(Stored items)
##########

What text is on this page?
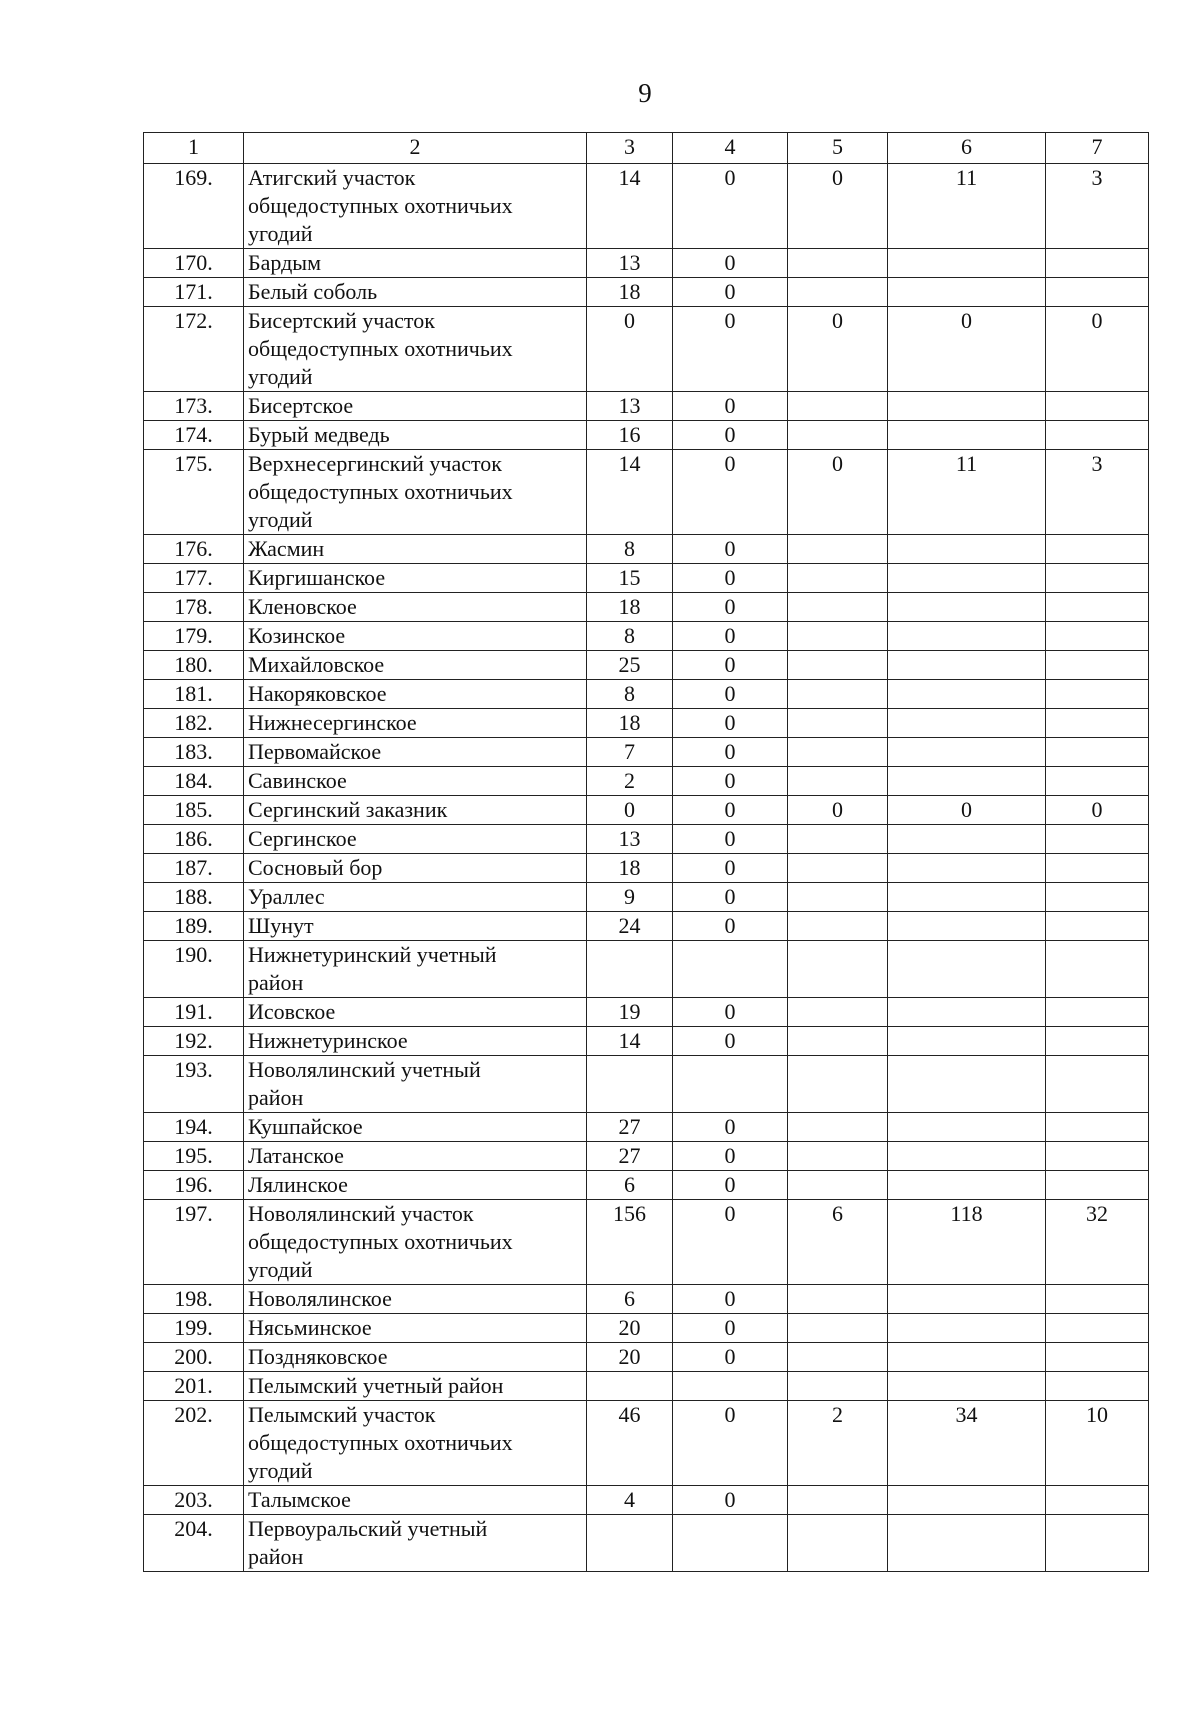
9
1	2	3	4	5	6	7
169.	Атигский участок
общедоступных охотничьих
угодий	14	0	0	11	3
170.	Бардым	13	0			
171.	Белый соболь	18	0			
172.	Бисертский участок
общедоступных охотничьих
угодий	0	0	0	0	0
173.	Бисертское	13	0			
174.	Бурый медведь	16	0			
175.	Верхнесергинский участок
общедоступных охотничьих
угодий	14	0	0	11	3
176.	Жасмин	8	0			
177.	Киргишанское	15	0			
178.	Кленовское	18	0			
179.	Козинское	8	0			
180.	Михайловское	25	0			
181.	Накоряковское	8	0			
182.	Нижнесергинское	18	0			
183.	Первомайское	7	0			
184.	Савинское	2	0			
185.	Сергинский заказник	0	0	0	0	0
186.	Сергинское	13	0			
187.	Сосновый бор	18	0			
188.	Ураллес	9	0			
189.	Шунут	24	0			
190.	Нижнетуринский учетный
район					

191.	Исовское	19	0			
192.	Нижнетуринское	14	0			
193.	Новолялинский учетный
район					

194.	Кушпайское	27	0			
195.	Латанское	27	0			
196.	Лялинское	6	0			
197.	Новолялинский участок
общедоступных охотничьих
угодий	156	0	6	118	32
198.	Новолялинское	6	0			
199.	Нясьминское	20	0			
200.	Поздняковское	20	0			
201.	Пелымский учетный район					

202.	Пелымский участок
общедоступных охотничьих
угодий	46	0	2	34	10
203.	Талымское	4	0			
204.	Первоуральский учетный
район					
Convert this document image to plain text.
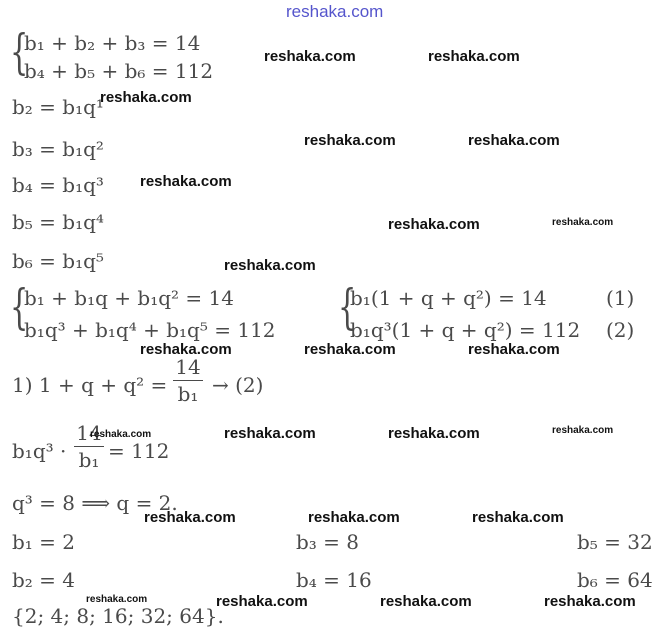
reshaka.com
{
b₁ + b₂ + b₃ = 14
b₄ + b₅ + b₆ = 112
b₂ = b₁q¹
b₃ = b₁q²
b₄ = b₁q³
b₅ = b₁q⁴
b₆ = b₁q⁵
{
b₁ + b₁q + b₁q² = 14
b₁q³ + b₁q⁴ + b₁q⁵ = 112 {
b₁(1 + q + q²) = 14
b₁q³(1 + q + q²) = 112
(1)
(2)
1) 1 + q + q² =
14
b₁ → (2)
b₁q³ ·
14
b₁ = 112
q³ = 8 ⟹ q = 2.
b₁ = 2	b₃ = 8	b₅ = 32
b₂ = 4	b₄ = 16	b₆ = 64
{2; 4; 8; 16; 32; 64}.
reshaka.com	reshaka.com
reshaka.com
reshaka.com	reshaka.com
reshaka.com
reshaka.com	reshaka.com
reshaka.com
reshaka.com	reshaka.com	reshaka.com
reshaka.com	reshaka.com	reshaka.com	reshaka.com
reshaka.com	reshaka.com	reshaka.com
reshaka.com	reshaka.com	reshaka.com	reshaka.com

##########

*Problem:* Transcribe each line above verbatim, with the pictures left out.

*Worked answer:*
What text is on this page?
9
1	2	3	4	5	6	7
169.	Атигский участок
общедоступных охотничьих
угодий	14	0	0	11	3
170.	Бардым	13	0			
171.	Белый соболь	18	0			
172.	Бисертский участок
общедоступных охотничьих
угодий	0	0	0	0	0
173.	Бисертское	13	0			
174.	Бурый медведь	16	0			
175.	Верхнесергинский участок
общедоступных охотничьих
угодий	14	0	0	11	3
176.	Жасмин	8	0			
177.	Киргишанское	15	0			
178.	Кленовское	18	0			
179.	Козинское	8	0			
180.	Михайловское	25	0			
181.	Накоряковское	8	0			
182.	Нижнесергинское	18	0			
183.	Первомайское	7	0			
184.	Савинское	2	0			
185.	Сергинский заказник	0	0	0	0	0
186.	Сергинское	13	0			
187.	Сосновый бор	18	0			
188.	Ураллес	9	0			
189.	Шунут	24	0			
190.	Нижнетуринский учетный
район					

191.	Исовское	19	0			
192.	Нижнетуринское	14	0			
193.	Новолялинский учетный
район					

194.	Кушпайское	27	0			
195.	Латанское	27	0			
196.	Лялинское	6	0			
197.	Новолялинский участок
общедоступных охотничьих
угодий	156	0	6	118	32
198.	Новолялинское	6	0			
199.	Нясьминское	20	0			
200.	Поздняковское	20	0			
201.	Пелымский учетный район					

202.	Пелымский участок
общедоступных охотничьих
угодий	46	0	2	34	10
203.	Талымское	4	0			
204.	Первоуральский учетный
район					
Convert this document image to plain text.
reshaka.com
{
b₁ + b₂ + b₃ = 14
b₄ + b₅ + b₆ = 112
b₂ = b₁q¹
b₃ = b₁q²
b₄ = b₁q³
b₅ = b₁q⁴
b₆ = b₁q⁵
{
b₁ + b₁q + b₁q² = 14
b₁q³ + b₁q⁴ + b₁q⁵ = 112 {
b₁(1 + q + q²) = 14
b₁q³(1 + q + q²) = 112
(1)
(2)
1) 1 + q + q² =
14
b₁ → (2)
b₁q³ ·
14
b₁ = 112
q³ = 8 ⟹ q = 2.
b₁ = 2	b₃ = 8	b₅ = 32
b₂ = 4	b₄ = 16	b₆ = 64
{2; 4; 8; 16; 32; 64}.
reshaka.com	reshaka.com
reshaka.com
reshaka.com	reshaka.com
reshaka.com
reshaka.com	reshaka.com
reshaka.com
reshaka.com	reshaka.com	reshaka.com
reshaka.com	reshaka.com	reshaka.com	reshaka.com
reshaka.com	reshaka.com	reshaka.com
reshaka.com	reshaka.com	reshaka.com	reshaka.com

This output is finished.